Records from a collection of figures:
⟨

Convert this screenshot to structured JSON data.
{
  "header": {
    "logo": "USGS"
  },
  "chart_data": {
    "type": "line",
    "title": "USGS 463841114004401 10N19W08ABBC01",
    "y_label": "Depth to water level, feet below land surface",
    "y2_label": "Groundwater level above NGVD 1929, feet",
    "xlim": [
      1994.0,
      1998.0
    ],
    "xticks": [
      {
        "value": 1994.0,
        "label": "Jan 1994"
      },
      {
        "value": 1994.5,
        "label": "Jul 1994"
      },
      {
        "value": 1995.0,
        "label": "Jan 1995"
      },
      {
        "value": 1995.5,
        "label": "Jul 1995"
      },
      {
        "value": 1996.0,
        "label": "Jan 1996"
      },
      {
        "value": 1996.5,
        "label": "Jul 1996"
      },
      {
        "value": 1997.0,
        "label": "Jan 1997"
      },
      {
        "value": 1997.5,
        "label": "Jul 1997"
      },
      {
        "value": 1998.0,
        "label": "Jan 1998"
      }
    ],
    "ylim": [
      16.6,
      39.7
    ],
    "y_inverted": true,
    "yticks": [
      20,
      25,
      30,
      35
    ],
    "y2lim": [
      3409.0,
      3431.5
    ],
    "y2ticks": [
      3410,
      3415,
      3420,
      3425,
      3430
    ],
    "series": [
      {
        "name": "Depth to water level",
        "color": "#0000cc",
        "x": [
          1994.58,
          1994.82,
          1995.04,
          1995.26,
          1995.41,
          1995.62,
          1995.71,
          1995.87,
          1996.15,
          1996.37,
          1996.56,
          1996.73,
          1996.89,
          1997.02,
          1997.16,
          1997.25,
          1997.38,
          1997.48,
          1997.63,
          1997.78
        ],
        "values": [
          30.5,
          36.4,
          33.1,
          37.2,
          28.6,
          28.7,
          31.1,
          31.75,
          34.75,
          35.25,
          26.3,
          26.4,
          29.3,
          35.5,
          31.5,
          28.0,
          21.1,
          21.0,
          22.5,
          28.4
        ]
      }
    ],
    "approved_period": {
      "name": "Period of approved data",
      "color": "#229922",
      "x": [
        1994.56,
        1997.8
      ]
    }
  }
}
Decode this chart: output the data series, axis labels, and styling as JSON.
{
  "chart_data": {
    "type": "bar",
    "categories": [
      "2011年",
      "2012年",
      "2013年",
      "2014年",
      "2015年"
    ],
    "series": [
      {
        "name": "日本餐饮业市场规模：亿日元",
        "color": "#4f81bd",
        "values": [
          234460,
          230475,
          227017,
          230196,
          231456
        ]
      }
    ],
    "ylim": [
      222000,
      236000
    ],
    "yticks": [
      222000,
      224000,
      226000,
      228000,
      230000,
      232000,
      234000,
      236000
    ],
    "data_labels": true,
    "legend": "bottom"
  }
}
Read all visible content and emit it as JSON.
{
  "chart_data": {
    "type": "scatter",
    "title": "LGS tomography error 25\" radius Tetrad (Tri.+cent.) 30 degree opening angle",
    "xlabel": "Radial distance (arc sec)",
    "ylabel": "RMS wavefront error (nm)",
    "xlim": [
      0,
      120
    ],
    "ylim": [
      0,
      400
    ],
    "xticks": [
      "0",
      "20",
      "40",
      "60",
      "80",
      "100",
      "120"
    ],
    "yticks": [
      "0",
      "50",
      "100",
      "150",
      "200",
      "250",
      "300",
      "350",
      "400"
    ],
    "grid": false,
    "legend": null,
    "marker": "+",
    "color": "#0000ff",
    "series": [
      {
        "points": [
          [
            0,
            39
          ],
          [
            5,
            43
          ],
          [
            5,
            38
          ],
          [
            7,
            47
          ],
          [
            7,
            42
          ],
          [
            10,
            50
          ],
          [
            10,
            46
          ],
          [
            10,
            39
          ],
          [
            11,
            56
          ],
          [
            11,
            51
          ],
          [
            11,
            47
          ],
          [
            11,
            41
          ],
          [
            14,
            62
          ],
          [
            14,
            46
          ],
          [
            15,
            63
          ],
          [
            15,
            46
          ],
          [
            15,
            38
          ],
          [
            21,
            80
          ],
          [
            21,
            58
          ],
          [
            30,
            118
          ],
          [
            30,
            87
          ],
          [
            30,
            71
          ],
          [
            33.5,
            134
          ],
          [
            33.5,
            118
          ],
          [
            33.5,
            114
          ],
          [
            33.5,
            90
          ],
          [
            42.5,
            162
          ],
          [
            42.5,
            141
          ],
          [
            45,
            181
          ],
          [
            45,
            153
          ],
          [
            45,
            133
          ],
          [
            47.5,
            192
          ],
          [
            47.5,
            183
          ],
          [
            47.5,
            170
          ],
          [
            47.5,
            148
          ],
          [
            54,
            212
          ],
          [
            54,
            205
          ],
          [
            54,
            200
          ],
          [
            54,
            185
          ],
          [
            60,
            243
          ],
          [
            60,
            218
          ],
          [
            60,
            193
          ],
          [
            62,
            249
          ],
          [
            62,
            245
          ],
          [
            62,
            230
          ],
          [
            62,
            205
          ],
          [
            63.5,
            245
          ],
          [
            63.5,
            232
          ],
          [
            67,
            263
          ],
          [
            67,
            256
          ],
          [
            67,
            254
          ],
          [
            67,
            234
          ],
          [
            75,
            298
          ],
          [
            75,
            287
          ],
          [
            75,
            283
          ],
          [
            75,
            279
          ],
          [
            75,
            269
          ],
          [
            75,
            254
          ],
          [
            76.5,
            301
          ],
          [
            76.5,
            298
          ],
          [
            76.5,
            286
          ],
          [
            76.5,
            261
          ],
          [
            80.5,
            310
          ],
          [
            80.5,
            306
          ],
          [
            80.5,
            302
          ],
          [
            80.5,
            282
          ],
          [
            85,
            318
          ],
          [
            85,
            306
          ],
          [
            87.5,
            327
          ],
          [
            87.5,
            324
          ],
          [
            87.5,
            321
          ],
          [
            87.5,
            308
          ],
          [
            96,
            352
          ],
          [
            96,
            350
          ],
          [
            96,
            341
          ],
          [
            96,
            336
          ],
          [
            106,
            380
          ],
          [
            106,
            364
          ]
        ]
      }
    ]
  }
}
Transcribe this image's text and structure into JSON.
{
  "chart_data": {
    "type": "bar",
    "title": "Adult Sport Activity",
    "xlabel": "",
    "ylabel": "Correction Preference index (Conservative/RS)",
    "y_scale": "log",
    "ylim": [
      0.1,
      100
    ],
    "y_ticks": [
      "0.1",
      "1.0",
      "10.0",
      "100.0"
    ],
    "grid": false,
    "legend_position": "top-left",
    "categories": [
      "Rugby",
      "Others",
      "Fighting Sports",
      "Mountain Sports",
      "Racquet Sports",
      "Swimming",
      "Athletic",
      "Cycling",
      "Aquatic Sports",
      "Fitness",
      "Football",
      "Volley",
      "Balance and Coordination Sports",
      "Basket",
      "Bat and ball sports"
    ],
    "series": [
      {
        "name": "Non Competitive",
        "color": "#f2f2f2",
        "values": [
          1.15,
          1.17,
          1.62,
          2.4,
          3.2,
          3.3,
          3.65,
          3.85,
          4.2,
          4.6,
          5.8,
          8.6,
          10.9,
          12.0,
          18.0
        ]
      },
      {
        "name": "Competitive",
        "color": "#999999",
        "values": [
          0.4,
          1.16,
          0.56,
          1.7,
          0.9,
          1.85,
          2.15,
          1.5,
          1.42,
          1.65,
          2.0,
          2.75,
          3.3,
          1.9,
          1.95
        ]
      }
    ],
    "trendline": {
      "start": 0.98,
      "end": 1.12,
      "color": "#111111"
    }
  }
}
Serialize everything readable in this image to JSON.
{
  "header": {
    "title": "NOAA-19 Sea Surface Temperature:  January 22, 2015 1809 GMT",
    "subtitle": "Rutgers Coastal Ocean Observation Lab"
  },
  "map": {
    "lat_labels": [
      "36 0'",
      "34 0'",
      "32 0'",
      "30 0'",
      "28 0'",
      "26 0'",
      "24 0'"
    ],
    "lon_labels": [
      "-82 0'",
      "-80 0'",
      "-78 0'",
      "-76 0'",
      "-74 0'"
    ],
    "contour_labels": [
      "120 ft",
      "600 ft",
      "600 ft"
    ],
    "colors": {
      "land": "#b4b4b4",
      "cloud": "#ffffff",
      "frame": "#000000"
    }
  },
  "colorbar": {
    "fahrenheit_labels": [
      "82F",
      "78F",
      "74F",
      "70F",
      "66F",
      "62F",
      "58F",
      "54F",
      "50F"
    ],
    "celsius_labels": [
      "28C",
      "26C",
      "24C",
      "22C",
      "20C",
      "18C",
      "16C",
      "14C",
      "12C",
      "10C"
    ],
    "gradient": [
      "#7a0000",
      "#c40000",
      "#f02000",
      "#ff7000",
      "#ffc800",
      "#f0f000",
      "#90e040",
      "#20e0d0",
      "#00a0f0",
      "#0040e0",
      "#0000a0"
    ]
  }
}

⟩

*WHAT THE EXERCISE ASKS:*
Only the number is wanted: how many lines in the preceding entries hold the string "error"?

*RESPONSE FOR THIS EXERCISE:*
2